(Stored items from a collection)
• • •
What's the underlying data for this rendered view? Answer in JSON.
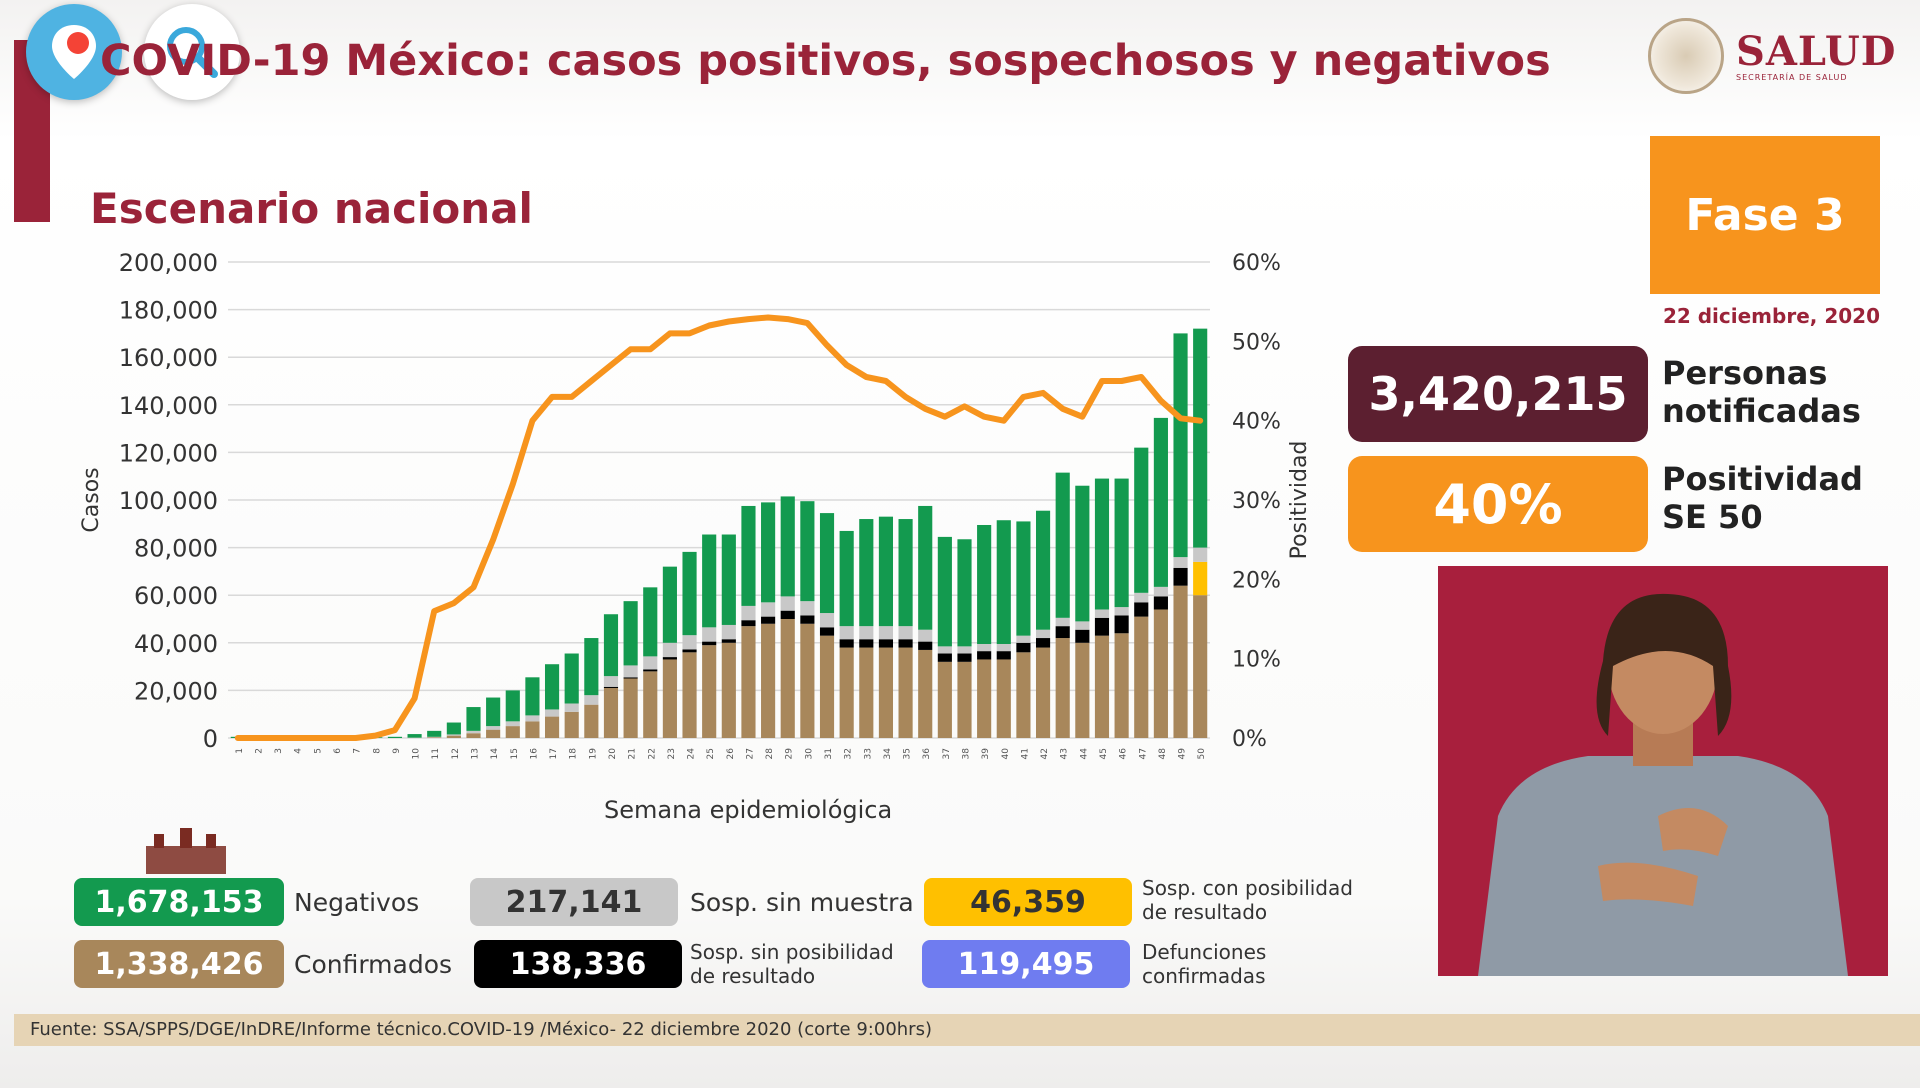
{
  "header": {
    "title": "COVID-19 México: casos positivos, sospechosos y negativos",
    "logo_text": "SALUD",
    "logo_subtext": "SECRETARÍA DE SALUD"
  },
  "overlay": {
    "pin_icon": "pin-icon",
    "search_icon": "search-icon"
  },
  "colors": {
    "maroon": "#9a2339",
    "orange": "#f7941d",
    "negativos": "#139a4f",
    "confirmados": "#a8875b",
    "sosp_sin_muestra": "#c8c8c8",
    "sosp_sin_posibilidad": "#000000",
    "sosp_con_posibilidad": "#ffc000",
    "defunciones": "#6f7cf0"
  },
  "phase": {
    "label": "Fase 3",
    "date": "22 diciembre, 2020"
  },
  "kpis": {
    "personas_value": "3,420,215",
    "personas_label_1": "Personas",
    "personas_label_2": "notificadas",
    "positividad_value": "40%",
    "positividad_label_1": "Positividad",
    "positividad_label_2": "SE 50"
  },
  "totals": {
    "negativos": "1,678,153",
    "negativos_label": "Negativos",
    "confirmados": "1,338,426",
    "confirmados_label": "Confirmados",
    "sosp_sin_muestra": "217,141",
    "sosp_sin_muestra_label": "Sosp. sin muestra",
    "sosp_sin_posibilidad": "138,336",
    "sosp_sin_posibilidad_label_1": "Sosp. sin posibilidad",
    "sosp_sin_posibilidad_label_2": "de resultado",
    "sosp_con_posibilidad": "46,359",
    "sosp_con_posibilidad_label_1": "Sosp. con posibilidad",
    "sosp_con_posibilidad_label_2": "de resultado",
    "defunciones": "119,495",
    "defunciones_label_1": "Defunciones",
    "defunciones_label_2": "confirmadas"
  },
  "source": "Fuente: SSA/SPPS/DGE/InDRE/Informe técnico.COVID-19 /México- 22 diciembre 2020 (corte 9:00hrs)",
  "chart_data": {
    "type": "bar",
    "title": "Escenario nacional",
    "xlabel": "Semana epidemiológica",
    "ylabel": "Casos",
    "y2label": "Positividad",
    "ylim": [
      0,
      200000
    ],
    "y2lim": [
      0,
      60
    ],
    "yticks": [
      "200,000",
      "180,000",
      "160,000",
      "140,000",
      "120,000",
      "100,000",
      "80,000",
      "60,000",
      "40,000",
      "20,000",
      "0"
    ],
    "y2ticks": [
      "60%",
      "50%",
      "40%",
      "30%",
      "20%",
      "10%",
      "0%"
    ],
    "grid": true,
    "categories": [
      "1",
      "2",
      "3",
      "4",
      "5",
      "6",
      "7",
      "8",
      "9",
      "10",
      "11",
      "12",
      "13",
      "14",
      "15",
      "16",
      "17",
      "18",
      "19",
      "20",
      "21",
      "22",
      "23",
      "24",
      "25",
      "26",
      "27",
      "28",
      "29",
      "30",
      "31",
      "32",
      "33",
      "34",
      "35",
      "36",
      "37",
      "38",
      "39",
      "40",
      "41",
      "42",
      "43",
      "44",
      "45",
      "46",
      "47",
      "48",
      "49",
      "50"
    ],
    "series": [
      {
        "name": "Confirmados",
        "values": [
          0,
          0,
          0,
          0,
          0,
          0,
          0,
          0,
          0,
          50,
          300,
          1000,
          2000,
          3500,
          5000,
          7000,
          9000,
          11000,
          14000,
          21000,
          25000,
          28000,
          33000,
          36000,
          39000,
          40000,
          47000,
          48000,
          50000,
          48000,
          43000,
          38000,
          38000,
          38000,
          38000,
          37000,
          32000,
          32000,
          33000,
          33000,
          36000,
          38000,
          42000,
          40000,
          43000,
          44000,
          51000,
          54000,
          64000,
          60000
        ]
      },
      {
        "name": "Sosp. sin posibilidad de resultado",
        "values": [
          0,
          0,
          0,
          0,
          0,
          0,
          0,
          0,
          0,
          0,
          0,
          0,
          0,
          0,
          0,
          0,
          0,
          0,
          0,
          500,
          500,
          800,
          1000,
          1200,
          1500,
          1500,
          2500,
          3000,
          3500,
          3500,
          3500,
          3500,
          3500,
          3500,
          3500,
          3500,
          3500,
          3500,
          3500,
          3500,
          4000,
          4000,
          5000,
          5500,
          7500,
          7500,
          6000,
          5500,
          7500,
          0
        ]
      },
      {
        "name": "Sosp. con posibilidad de resultado",
        "values": [
          0,
          0,
          0,
          0,
          0,
          0,
          0,
          0,
          0,
          0,
          0,
          0,
          0,
          0,
          0,
          0,
          0,
          0,
          0,
          0,
          0,
          0,
          0,
          0,
          0,
          0,
          0,
          0,
          0,
          0,
          0,
          0,
          0,
          0,
          0,
          0,
          0,
          0,
          0,
          0,
          0,
          0,
          0,
          0,
          0,
          0,
          0,
          0,
          0,
          14000
        ]
      },
      {
        "name": "Sosp. sin muestra",
        "values": [
          0,
          0,
          0,
          0,
          0,
          0,
          0,
          0,
          0,
          100,
          200,
          500,
          1000,
          1500,
          2000,
          2500,
          3000,
          3500,
          4000,
          4500,
          5000,
          5500,
          6000,
          6000,
          6000,
          6000,
          6000,
          6000,
          6000,
          6000,
          6000,
          5500,
          5500,
          5500,
          5500,
          5000,
          3000,
          3000,
          3000,
          3000,
          3000,
          3500,
          3500,
          3500,
          3500,
          3500,
          4000,
          4000,
          4500,
          6000
        ]
      },
      {
        "name": "Negativos",
        "values": [
          500,
          700,
          900,
          1000,
          700,
          500,
          300,
          300,
          500,
          1500,
          2500,
          5000,
          10000,
          12000,
          13000,
          16000,
          19000,
          21000,
          24000,
          26000,
          27000,
          29000,
          32000,
          35000,
          39000,
          38000,
          42000,
          42000,
          42000,
          42000,
          42000,
          40000,
          45000,
          46000,
          45000,
          52000,
          46000,
          45000,
          50000,
          52000,
          48000,
          50000,
          61000,
          57000,
          55000,
          54000,
          61000,
          71000,
          94000,
          92000
        ]
      }
    ],
    "positividad": [
      0,
      0,
      0,
      0,
      0,
      0,
      0,
      0.3,
      1,
      5,
      16,
      17,
      19,
      25,
      32,
      40,
      43,
      43,
      45,
      47,
      49,
      49,
      51,
      51,
      52,
      52.5,
      52.8,
      53,
      52.8,
      52.3,
      49.5,
      47,
      45.5,
      45,
      43,
      41.5,
      40.5,
      41.8,
      40.5,
      40,
      43,
      43.5,
      41.5,
      40.5,
      45,
      45,
      45.5,
      42.5,
      40.3,
      40
    ]
  }
}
• • •
§ Instruction:
Set each line of the records down exactly, leaving every picture out.

§ Solution for this task:
What's the underlying data for this rendered view? Answer in JSON.
{
  "header": {
    "title": "COVID-19 México: casos positivos, sospechosos y negativos",
    "logo_text": "SALUD",
    "logo_subtext": "SECRETARÍA DE SALUD"
  },
  "overlay": {
    "pin_icon": "pin-icon",
    "search_icon": "search-icon"
  },
  "colors": {
    "maroon": "#9a2339",
    "orange": "#f7941d",
    "negativos": "#139a4f",
    "confirmados": "#a8875b",
    "sosp_sin_muestra": "#c8c8c8",
    "sosp_sin_posibilidad": "#000000",
    "sosp_con_posibilidad": "#ffc000",
    "defunciones": "#6f7cf0"
  },
  "phase": {
    "label": "Fase 3",
    "date": "22 diciembre, 2020"
  },
  "kpis": {
    "personas_value": "3,420,215",
    "personas_label_1": "Personas",
    "personas_label_2": "notificadas",
    "positividad_value": "40%",
    "positividad_label_1": "Positividad",
    "positividad_label_2": "SE 50"
  },
  "totals": {
    "negativos": "1,678,153",
    "negativos_label": "Negativos",
    "confirmados": "1,338,426",
    "confirmados_label": "Confirmados",
    "sosp_sin_muestra": "217,141",
    "sosp_sin_muestra_label": "Sosp. sin muestra",
    "sosp_sin_posibilidad": "138,336",
    "sosp_sin_posibilidad_label_1": "Sosp. sin posibilidad",
    "sosp_sin_posibilidad_label_2": "de resultado",
    "sosp_con_posibilidad": "46,359",
    "sosp_con_posibilidad_label_1": "Sosp. con posibilidad",
    "sosp_con_posibilidad_label_2": "de resultado",
    "defunciones": "119,495",
    "defunciones_label_1": "Defunciones",
    "defunciones_label_2": "confirmadas"
  },
  "source": "Fuente: SSA/SPPS/DGE/InDRE/Informe técnico.COVID-19 /México- 22 diciembre 2020 (corte 9:00hrs)",
  "chart_data": {
    "type": "bar",
    "title": "Escenario nacional",
    "xlabel": "Semana epidemiológica",
    "ylabel": "Casos",
    "y2label": "Positividad",
    "ylim": [
      0,
      200000
    ],
    "y2lim": [
      0,
      60
    ],
    "yticks": [
      "200,000",
      "180,000",
      "160,000",
      "140,000",
      "120,000",
      "100,000",
      "80,000",
      "60,000",
      "40,000",
      "20,000",
      "0"
    ],
    "y2ticks": [
      "60%",
      "50%",
      "40%",
      "30%",
      "20%",
      "10%",
      "0%"
    ],
    "grid": true,
    "categories": [
      "1",
      "2",
      "3",
      "4",
      "5",
      "6",
      "7",
      "8",
      "9",
      "10",
      "11",
      "12",
      "13",
      "14",
      "15",
      "16",
      "17",
      "18",
      "19",
      "20",
      "21",
      "22",
      "23",
      "24",
      "25",
      "26",
      "27",
      "28",
      "29",
      "30",
      "31",
      "32",
      "33",
      "34",
      "35",
      "36",
      "37",
      "38",
      "39",
      "40",
      "41",
      "42",
      "43",
      "44",
      "45",
      "46",
      "47",
      "48",
      "49",
      "50"
    ],
    "series": [
      {
        "name": "Confirmados",
        "values": [
          0,
          0,
          0,
          0,
          0,
          0,
          0,
          0,
          0,
          50,
          300,
          1000,
          2000,
          3500,
          5000,
          7000,
          9000,
          11000,
          14000,
          21000,
          25000,
          28000,
          33000,
          36000,
          39000,
          40000,
          47000,
          48000,
          50000,
          48000,
          43000,
          38000,
          38000,
          38000,
          38000,
          37000,
          32000,
          32000,
          33000,
          33000,
          36000,
          38000,
          42000,
          40000,
          43000,
          44000,
          51000,
          54000,
          64000,
          60000
        ]
      },
      {
        "name": "Sosp. sin posibilidad de resultado",
        "values": [
          0,
          0,
          0,
          0,
          0,
          0,
          0,
          0,
          0,
          0,
          0,
          0,
          0,
          0,
          0,
          0,
          0,
          0,
          0,
          500,
          500,
          800,
          1000,
          1200,
          1500,
          1500,
          2500,
          3000,
          3500,
          3500,
          3500,
          3500,
          3500,
          3500,
          3500,
          3500,
          3500,
          3500,
          3500,
          3500,
          4000,
          4000,
          5000,
          5500,
          7500,
          7500,
          6000,
          5500,
          7500,
          0
        ]
      },
      {
        "name": "Sosp. con posibilidad de resultado",
        "values": [
          0,
          0,
          0,
          0,
          0,
          0,
          0,
          0,
          0,
          0,
          0,
          0,
          0,
          0,
          0,
          0,
          0,
          0,
          0,
          0,
          0,
          0,
          0,
          0,
          0,
          0,
          0,
          0,
          0,
          0,
          0,
          0,
          0,
          0,
          0,
          0,
          0,
          0,
          0,
          0,
          0,
          0,
          0,
          0,
          0,
          0,
          0,
          0,
          0,
          14000
        ]
      },
      {
        "name": "Sosp. sin muestra",
        "values": [
          0,
          0,
          0,
          0,
          0,
          0,
          0,
          0,
          0,
          100,
          200,
          500,
          1000,
          1500,
          2000,
          2500,
          3000,
          3500,
          4000,
          4500,
          5000,
          5500,
          6000,
          6000,
          6000,
          6000,
          6000,
          6000,
          6000,
          6000,
          6000,
          5500,
          5500,
          5500,
          5500,
          5000,
          3000,
          3000,
          3000,
          3000,
          3000,
          3500,
          3500,
          3500,
          3500,
          3500,
          4000,
          4000,
          4500,
          6000
        ]
      },
      {
        "name": "Negativos",
        "values": [
          500,
          700,
          900,
          1000,
          700,
          500,
          300,
          300,
          500,
          1500,
          2500,
          5000,
          10000,
          12000,
          13000,
          16000,
          19000,
          21000,
          24000,
          26000,
          27000,
          29000,
          32000,
          35000,
          39000,
          38000,
          42000,
          42000,
          42000,
          42000,
          42000,
          40000,
          45000,
          46000,
          45000,
          52000,
          46000,
          45000,
          50000,
          52000,
          48000,
          50000,
          61000,
          57000,
          55000,
          54000,
          61000,
          71000,
          94000,
          92000
        ]
      }
    ],
    "positividad": [
      0,
      0,
      0,
      0,
      0,
      0,
      0,
      0.3,
      1,
      5,
      16,
      17,
      19,
      25,
      32,
      40,
      43,
      43,
      45,
      47,
      49,
      49,
      51,
      51,
      52,
      52.5,
      52.8,
      53,
      52.8,
      52.3,
      49.5,
      47,
      45.5,
      45,
      43,
      41.5,
      40.5,
      41.8,
      40.5,
      40,
      43,
      43.5,
      41.5,
      40.5,
      45,
      45,
      45.5,
      42.5,
      40.3,
      40
    ]
  }
}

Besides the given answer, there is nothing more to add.